** 課題の指示 **
a) 原文の内容を二文でまとめなさい。
b) 原文の「(ネタバレ含みますのでご注意を!)」から「そんな風に解釈してみたくなりました。」までの部分を、「ペントハウス」を「高級マンション」に置き換えて書き直しなさい。
c) 原文に基づいて、次の問いに答えなさい。
(i) 映画『Inside』の主演俳優は誰か。
(ii) 主人公が盗みに入るペントハウスはどの都市にあるか。
(iii) デフォーが演じる人物の名前は何か。

** 原文 **
####################

カート
0

【ART WATCH】DEEP LOOKING & INSIDE

INSIDE

ネトフリの映画『Inside』を観ました。
(ネタバレ含みますのでご注意を!)

ウィレム・デフォー主演ときたら
興味を持たずにはいられませんよね。
本作は美術品泥棒の主人公が
New Yorkのとあるペントハウスに盗み入って
閉じ込められてしまうというお話。

デフォー演じるネモは、
ただの泥棒じゃなく、
本当は“挫折した画家”だったのではないか
そんな風に解釈してみたくなりました。

彼が「火事のときに持ち出す3つのもの」の中で、
最も大切にしたのは「スケッチブック」
だとすると、画家としては挫折し
その悔しさと欲望を抱えながら
他人の美術品を盗むようになったのではないかと想像します。

だけどアートの神様は、そんな彼を
「閉ざされた豪邸」に放り込むんですよね。

####################

** 元データ **
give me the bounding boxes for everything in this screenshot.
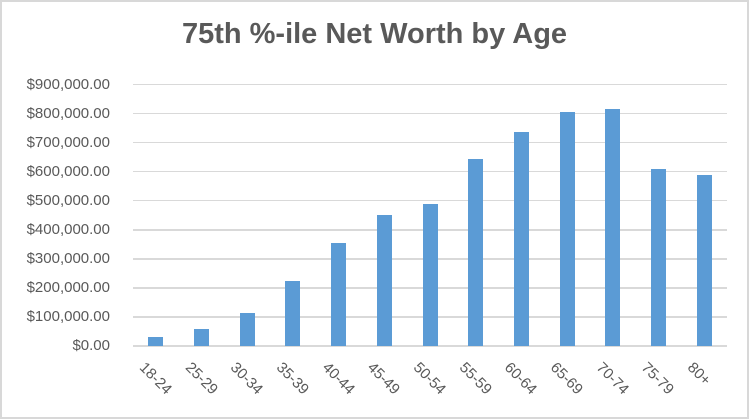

####################

** 課題の解答 **
a) 映画『Inside』は、美術品泥棒の主人公がNew Yorkのとあるペントハウスに盗みに入り、閉じ込められてしまうという話である。筆者は、ウィレム・デフォー演じるネモが「火事のときに持ち出す3つのもの」の中でスケッチブックを最も大切にしたのだとすれば、彼は画家として挫折し、他人の美術品を盗むようになったのではないかと想像している。

b)
(ネタバレ含みますのでご注意を!)

ウィレム・デフォー主演ときたら
興味を持たずにはいられませんよね。
本作は美術品泥棒の主人公が
New Yorkのとある高級マンションに盗み入って
閉じ込められてしまうというお話。

デフォー演じるネモは、
ただの泥棒じゃなく、
本当は“挫折した画家”だったのではないか
そんな風に解釈してみたくなりました。

c)
(i) ウィレム・デフォー
(ii) New York
(iii) ネモ